- **LISTED ENTRIES**
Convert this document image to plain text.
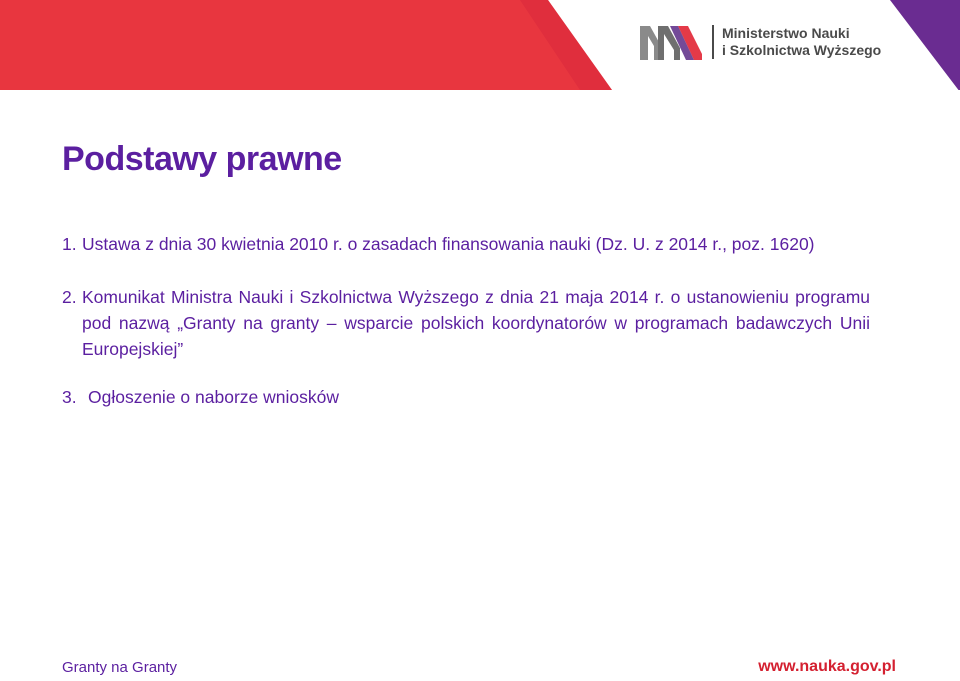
Ministerstwo Nauki
i Szkolnictwa Wyższego
Podstawy prawne
1. Ustawa z dnia 30 kwietnia 2010 r. o zasadach finansowania nauki (Dz. U. z 2014 r., poz. 1620)
2. Komunikat Ministra Nauki i Szkolnictwa Wyższego z dnia 21 maja 2014 r. o ustanowieniu programu pod nazwą „Granty na granty – wsparcie polskich koordynatorów w programach badawczych Unii Europejskiej”
3. Ogłoszenie o naborze wniosków
Granty na Granty	www.nauka.gov.pl
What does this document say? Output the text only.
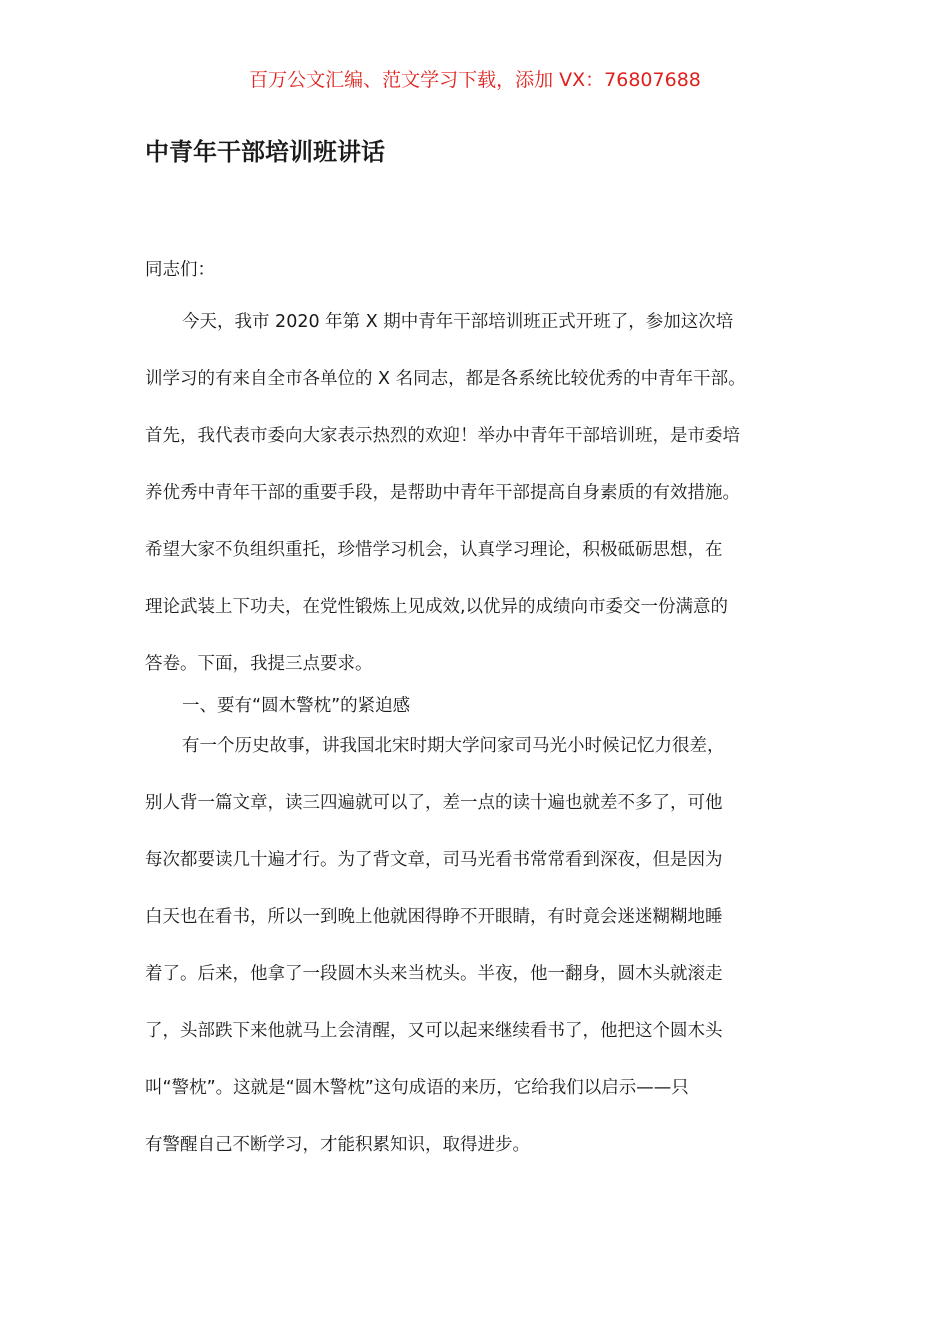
百万公文汇编、范文学习下载，添加 VX：76807688
中青年干部培训班讲话
同志们：
今天，我市 2020 年第 X 期中青年干部培训班正式开班了，参加这次培
训学习的有来自全市各单位的 X 名同志，都是各系统比较优秀的中青年干部。
首先，我代表市委向大家表示热烈的欢迎！举办中青年干部培训班，是市委培
养优秀中青年干部的重要手段，是帮助中青年干部提高自身素质的有效措施。
希望大家不负组织重托，珍惜学习机会，认真学习理论，积极砥砺思想，在
理论武装上下功夫，在党性锻炼上见成效,以优异的成绩向市委交一份满意的
答卷。下面，我提三点要求。
一、要有“圆木警枕”的紧迫感
有一个历史故事，讲我国北宋时期大学问家司马光小时候记忆力很差，
别人背一篇文章，读三四遍就可以了，差一点的读十遍也就差不多了，可他
每次都要读几十遍才行。为了背文章，司马光看书常常看到深夜，但是因为
白天也在看书，所以一到晚上他就困得睁不开眼睛，有时竟会迷迷糊糊地睡
着了。后来，他拿了一段圆木头来当枕头。半夜，他一翻身，圆木头就滚走
了，头部跌下来他就马上会清醒，又可以起来继续看书了，他把这个圆木头
叫“警枕”。这就是“圆木警枕”这句成语的来历，它给我们以启示——只
有警醒自己不断学习，才能积累知识，取得进步。
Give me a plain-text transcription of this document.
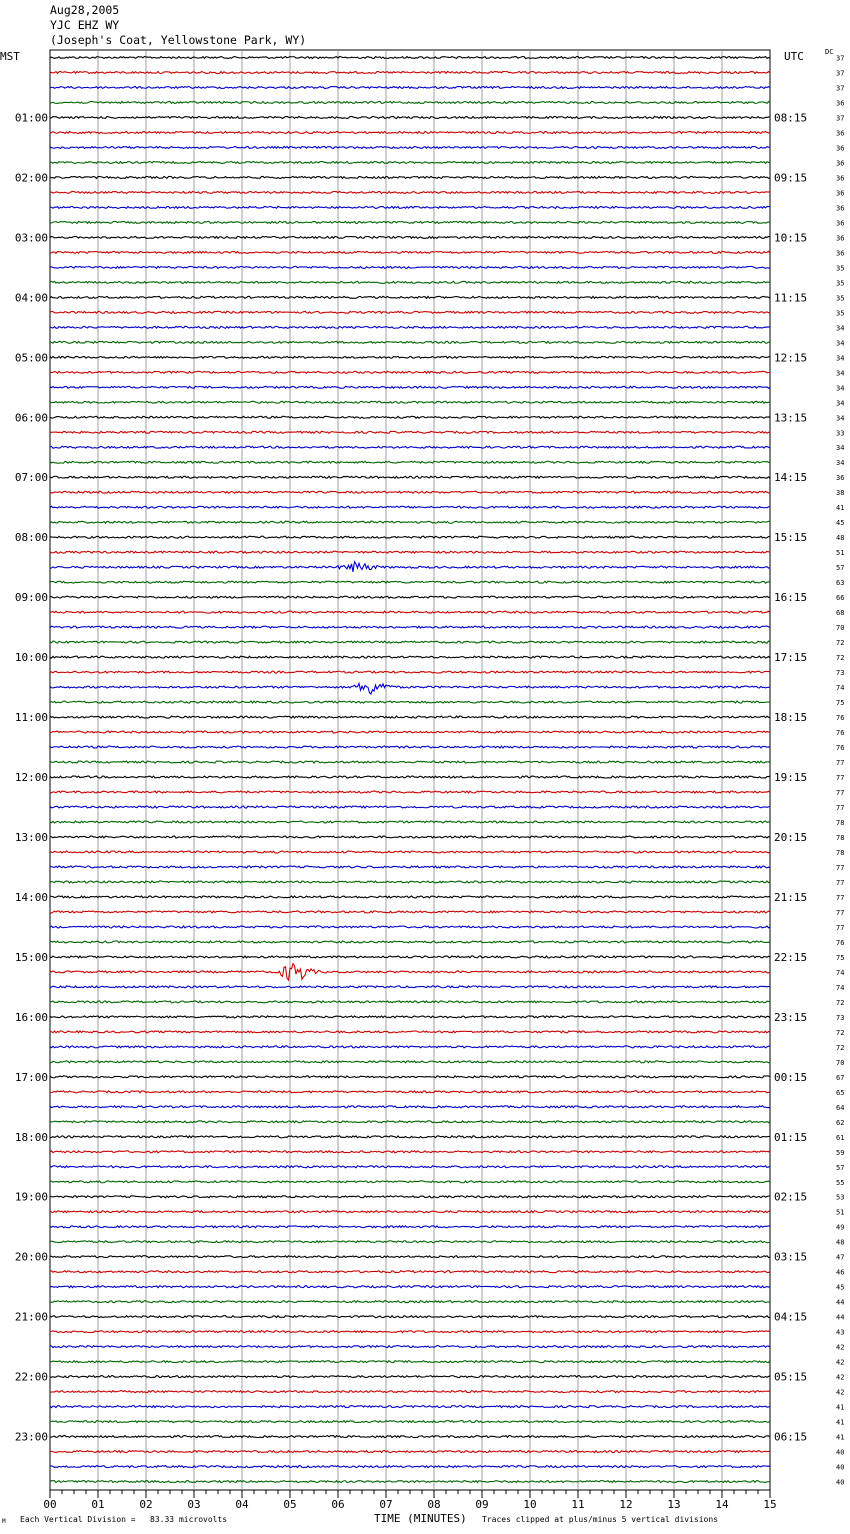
00	01	02	03	04	05	06	07	08	09	10	11	12	13	14	15
37
37
37
36
37
36
36
36
36
36
36
36
36
36
35
35
35
35
34
34
34
34
34
34
34
33
34
34
36
38
41
45
48
51
57
63
66
68
70
72
72
73
74
75
76
76
76
77
77
77
77
78
78
78
77
77
77
77
77
76
75
74
74
72
73
72
72
70
67
65
64
62
61
59
57
55
53
51
49
48
47
46
45
44
44
43
42
42
42
42
41
41
41
40
40
40
01:00
02:00
03:00
04:00
05:00
06:00
07:00
08:00
09:00
10:00
11:00
12:00
13:00
14:00
15:00
16:00
17:00
18:00
19:00
20:00
21:00
22:00
23:00
08:15
09:15
10:15
11:15
12:15
13:15
14:15
15:15
16:15
17:15
18:15
19:15
20:15
21:15
22:15
23:15
00:15
01:15
02:15
03:15
04:15
05:15
06:15
Aug28,2005
YJC EHZ WY
(Joseph's Coat, Yellowstone Park, WY)
MST	UTC	DC
M Each Vertical Division =   83.33 microvolts	TIME (MINUTES) Traces clipped at plus/minus 5 vertical divisions
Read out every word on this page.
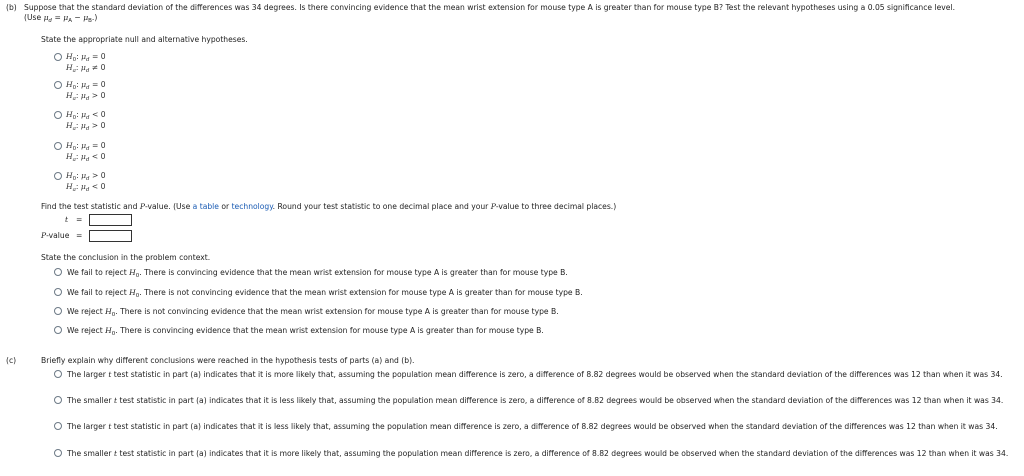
(b) Suppose that the standard deviation of the differences was 34 degrees. Is there convincing evidence that the mean wrist extension for mouse type A is greater than for mouse type B? Test the relevant hypotheses using a 0.05 significance level.
(Use $\mu_d = \mu_A - \mu_B$.)
State the appropriate null and alternative hypotheses.
$H_0$: $\mu_d = 0$
$H_a$: $\mu_d \ne 0$
$H_0$: $\mu_d = 0$
$H_a$: $\mu_d > 0$
$H_0$: $\mu_d < 0$
$H_a$: $\mu_d > 0$
$H_0$: $\mu_d = 0$
$H_a$: $\mu_d < 0$
$H_0$: $\mu_d > 0$
$H_a$: $\mu_d < 0$
Find the test statistic and P-value. (Use a table or technology. Round your test statistic to one decimal place and your P-value to three decimal places.)
t =
P-value =
State the conclusion in the problem context.
We fail to reject $H_0$. There is convincing evidence that the mean wrist extension for mouse type A is greater than for mouse type B.
We fail to reject $H_0$. There is not convincing evidence that the mean wrist extension for mouse type A is greater than for mouse type B.
We reject $H_0$. There is not convincing evidence that the mean wrist extension for mouse type A is greater than for mouse type B.
We reject $H_0$. There is convincing evidence that the mean wrist extension for mouse type A is greater than for mouse type B.
(c)	Briefly explain why different conclusions were reached in the hypothesis tests of parts (a) and (b).
The larger t test statistic in part (a) indicates that it is more likely that, assuming the population mean difference is zero, a difference of 8.82 degrees would be observed when the standard deviation of the differences was 12 than when it was 34.
The smaller t test statistic in part (a) indicates that it is less likely that, assuming the population mean difference is zero, a difference of 8.82 degrees would be observed when the standard deviation of the differences was 12 than when it was 34.
The larger t test statistic in part (a) indicates that it is less likely that, assuming the population mean difference is zero, a difference of 8.82 degrees would be observed when the standard deviation of the differences was 12 than when it was 34.
The smaller t test statistic in part (a) indicates that it is more likely that, assuming the population mean difference is zero, a difference of 8.82 degrees would be observed when the standard deviation of the differences was 12 than when it was 34.
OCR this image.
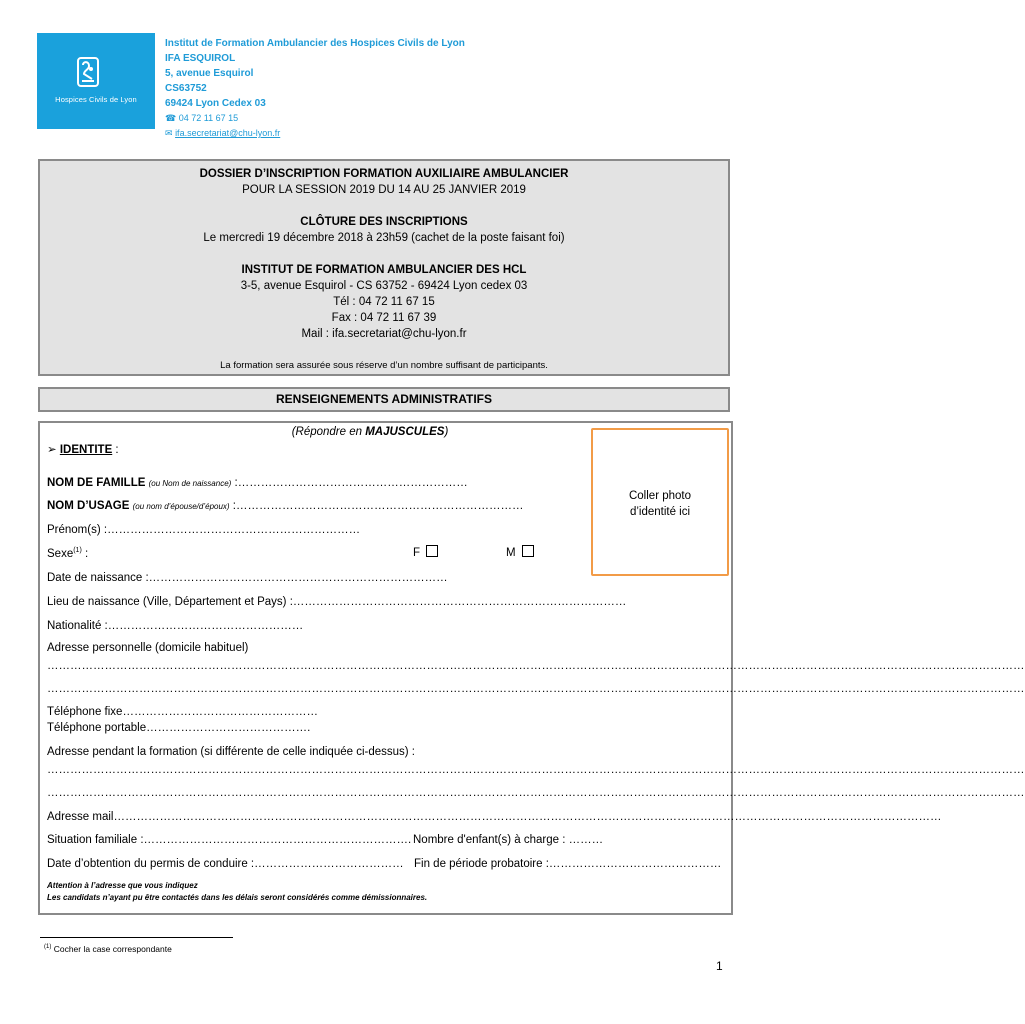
Hospices Civils de Lyon
Institut de Formation Ambulancier des Hospices Civils de Lyon
IFA ESQUIROL
5, avenue Esquirol
CS63752
69424 Lyon Cedex 03
☎ 04 72 11 67 15
✉ ifa.secretariat@chu-lyon.fr

DOSSIER D’INSCRIPTION FORMATION AUXILIAIRE AMBULANCIER

POUR LA SESSION 2019 DU 14 AU 25 JANVIER 2019

CLÔTURE DES INSCRIPTIONS

Le mercredi 19 décembre 2018 à 23h59 (cachet de la poste faisant foi)

INSTITUT DE FORMATION AMBULANCIER DES HCL

3-5, avenue Esquirol - CS 63752 - 69424 Lyon cedex 03

Tél : 04 72 11 67 15

Fax : 04 72 11 67 39

Mail : ifa.secretariat@chu-lyon.fr

La formation sera assurée sous réserve d’un nombre suffisant de participants.

RENSEIGNEMENTS ADMINISTRATIFS
(Répondre en MAJUSCULES)
Coller photo
d’identité ici
➢ IDENTITE :
NOM DE FAMILLE (ou Nom de naissance) :……………………………………………………
NOM D’USAGE (ou nom d’épouse/d’époux) :…………………………………………………………………
Prénom(s) :…………………………………………………………
Sexe$^{(1)}$ :	F	M
Date de naissance :……………………………………………………………………
Lieu de naissance (Ville, Département et Pays) :……………………………………………………………………………
Nationalité :……………………………………………
Adresse personnelle (domicile habituel)
…………………………………………………………………………………………………………………………………………………………………………………………………………………………………
…………………………………………………………………………………………………………………………………………………………………………………………………………………………………
Téléphone fixe……………………………………………
Téléphone portable…………………………………….
Adresse pendant la formation (si différente de celle indiquée ci-dessus) :
…………………………………………………………………………………………………………………………………………………………………………………………………………………………………
…………………………………………………………………………………………………………………………………………………………………………………………………………………………………
Adresse mail………………………………………………………………………………………………………………………………………………………………………………………………
Situation familiale :……………………………………………………………. Nombre d'enfant(s) à charge : ………
Date d’obtention du permis de conduire :………………………………… Fin de période probatoire :………………………………………
Attention à l’adresse que vous indiquez
Les candidats n’ayant pu être contactés dans les délais seront considérés comme démissionnaires.
$^{(1)}$ Cocher la case correspondante
1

- **GOAL**
Copy the data character for character, but drop all pictures from the copy.

- **IN RESPONSE**
Convert this document image to plain text.
Ministerstwo Nauki
i Szkolnictwa Wyższego
Podstawy prawne
1. Ustawa z dnia 30 kwietnia 2010 r. o zasadach finansowania nauki (Dz. U. z 2014 r., poz. 1620)
2. Komunikat Ministra Nauki i Szkolnictwa Wyższego z dnia 21 maja 2014 r. o ustanowieniu programu pod nazwą „Granty na granty – wsparcie polskich koordynatorów w programach badawczych Unii Europejskiej”
3. Ogłoszenie o naborze wniosków
Granty na Granty	www.nauka.gov.pl
What does this document say? Output the text only.
百万公文汇编、范文学习下载，添加 VX：76807688
中青年干部培训班讲话
同志们：
今天，我市 2020 年第 X 期中青年干部培训班正式开班了，参加这次培
训学习的有来自全市各单位的 X 名同志，都是各系统比较优秀的中青年干部。
首先，我代表市委向大家表示热烈的欢迎！举办中青年干部培训班，是市委培
养优秀中青年干部的重要手段，是帮助中青年干部提高自身素质的有效措施。
希望大家不负组织重托，珍惜学习机会，认真学习理论，积极砥砺思想，在
理论武装上下功夫，在党性锻炼上见成效,以优异的成绩向市委交一份满意的
答卷。下面，我提三点要求。
一、要有“圆木警枕”的紧迫感
有一个历史故事，讲我国北宋时期大学问家司马光小时候记忆力很差，
别人背一篇文章，读三四遍就可以了，差一点的读十遍也就差不多了，可他
每次都要读几十遍才行。为了背文章，司马光看书常常看到深夜，但是因为
白天也在看书，所以一到晚上他就困得睁不开眼睛，有时竟会迷迷糊糊地睡
着了。后来，他拿了一段圆木头来当枕头。半夜，他一翻身，圆木头就滚走
了，头部跌下来他就马上会清醒，又可以起来继续看书了，他把这个圆木头
叫“警枕”。这就是“圆木警枕”这句成语的来历，它给我们以启示——只
有警醒自己不断学习，才能积累知识，取得进步。
Give me a plain-text transcription of this document.
00	01	02	03	04	05	06	07	08	09	10	11	12	13	14	15
37
37
37
36
37
36
36
36
36
36
36
36
36
36
35
35
35
35
34
34
34
34
34
34
34
33
34
34
36
38
41
45
48
51
57
63
66
68
70
72
72
73
74
75
76
76
76
77
77
77
77
78
78
78
77
77
77
77
77
76
75
74
74
72
73
72
72
70
67
65
64
62
61
59
57
55
53
51
49
48
47
46
45
44
44
43
42
42
42
42
41
41
41
40
40
40
01:00
02:00
03:00
04:00
05:00
06:00
07:00
08:00
09:00
10:00
11:00
12:00
13:00
14:00
15:00
16:00
17:00
18:00
19:00
20:00
21:00
22:00
23:00
08:15
09:15
10:15
11:15
12:15
13:15
14:15
15:15
16:15
17:15
18:15
19:15
20:15
21:15
22:15
23:15
00:15
01:15
02:15
03:15
04:15
05:15
06:15
Aug28,2005
YJC EHZ WY
(Joseph's Coat, Yellowstone Park, WY)
MST	UTC	DC
M Each Vertical Division =   83.33 microvolts	TIME (MINUTES) Traces clipped at plus/minus 5 vertical divisions
Read out every word on this page.
(b) Suppose that the standard deviation of the differences was 34 degrees. Is there convincing evidence that the mean wrist extension for mouse type A is greater than for mouse type B? Test the relevant hypotheses using a 0.05 significance level.
(Use $\mu_d = \mu_A - \mu_B$.)
State the appropriate null and alternative hypotheses.
$H_0$: $\mu_d = 0$
$H_a$: $\mu_d \ne 0$
$H_0$: $\mu_d = 0$
$H_a$: $\mu_d > 0$
$H_0$: $\mu_d < 0$
$H_a$: $\mu_d > 0$
$H_0$: $\mu_d = 0$
$H_a$: $\mu_d < 0$
$H_0$: $\mu_d > 0$
$H_a$: $\mu_d < 0$
Find the test statistic and P-value. (Use a table or technology. Round your test statistic to one decimal place and your P-value to three decimal places.)
t =
P-value =
State the conclusion in the problem context.
We fail to reject $H_0$. There is convincing evidence that the mean wrist extension for mouse type A is greater than for mouse type B.
We fail to reject $H_0$. There is not convincing evidence that the mean wrist extension for mouse type A is greater than for mouse type B.
We reject $H_0$. There is not convincing evidence that the mean wrist extension for mouse type A is greater than for mouse type B.
We reject $H_0$. There is convincing evidence that the mean wrist extension for mouse type A is greater than for mouse type B.
(c)	Briefly explain why different conclusions were reached in the hypothesis tests of parts (a) and (b).
The larger t test statistic in part (a) indicates that it is more likely that, assuming the population mean difference is zero, a difference of 8.82 degrees would be observed when the standard deviation of the differences was 12 than when it was 34.
The smaller t test statistic in part (a) indicates that it is less likely that, assuming the population mean difference is zero, a difference of 8.82 degrees would be observed when the standard deviation of the differences was 12 than when it was 34.
The larger t test statistic in part (a) indicates that it is less likely that, assuming the population mean difference is zero, a difference of 8.82 degrees would be observed when the standard deviation of the differences was 12 than when it was 34.
The smaller t test statistic in part (a) indicates that it is more likely that, assuming the population mean difference is zero, a difference of 8.82 degrees would be observed when the standard deviation of the differences was 12 than when it was 34.
OCR this image.
Hospices Civils de Lyon
Institut de Formation Ambulancier des Hospices Civils de Lyon
IFA ESQUIROL
5, avenue Esquirol
CS63752
69424 Lyon Cedex 03
☎ 04 72 11 67 15
✉ ifa.secretariat@chu-lyon.fr

DOSSIER D’INSCRIPTION FORMATION AUXILIAIRE AMBULANCIER

POUR LA SESSION 2019 DU 14 AU 25 JANVIER 2019

CLÔTURE DES INSCRIPTIONS

Le mercredi 19 décembre 2018 à 23h59 (cachet de la poste faisant foi)

INSTITUT DE FORMATION AMBULANCIER DES HCL

3-5, avenue Esquirol - CS 63752 - 69424 Lyon cedex 03

Tél : 04 72 11 67 15

Fax : 04 72 11 67 39

Mail : ifa.secretariat@chu-lyon.fr

La formation sera assurée sous réserve d’un nombre suffisant de participants.

RENSEIGNEMENTS ADMINISTRATIFS
(Répondre en MAJUSCULES)
Coller photo
d’identité ici
➢ IDENTITE :
NOM DE FAMILLE (ou Nom de naissance) :……………………………………………………
NOM D’USAGE (ou nom d’épouse/d’époux) :…………………………………………………………………
Prénom(s) :…………………………………………………………
Sexe$^{(1)}$ :	F	M
Date de naissance :……………………………………………………………………
Lieu de naissance (Ville, Département et Pays) :……………………………………………………………………………
Nationalité :……………………………………………
Adresse personnelle (domicile habituel)
…………………………………………………………………………………………………………………………………………………………………………………………………………………………………
…………………………………………………………………………………………………………………………………………………………………………………………………………………………………
Téléphone fixe……………………………………………
Téléphone portable…………………………………….
Adresse pendant la formation (si différente de celle indiquée ci-dessus) :
…………………………………………………………………………………………………………………………………………………………………………………………………………………………………
…………………………………………………………………………………………………………………………………………………………………………………………………………………………………
Adresse mail………………………………………………………………………………………………………………………………………………………………………………………………
Situation familiale :……………………………………………………………. Nombre d'enfant(s) à charge : ………
Date d’obtention du permis de conduire :………………………………… Fin de période probatoire :………………………………………
Attention à l’adresse que vous indiquez
Les candidats n’ayant pu être contactés dans les délais seront considérés comme démissionnaires.
$^{(1)}$ Cocher la case correspondante
1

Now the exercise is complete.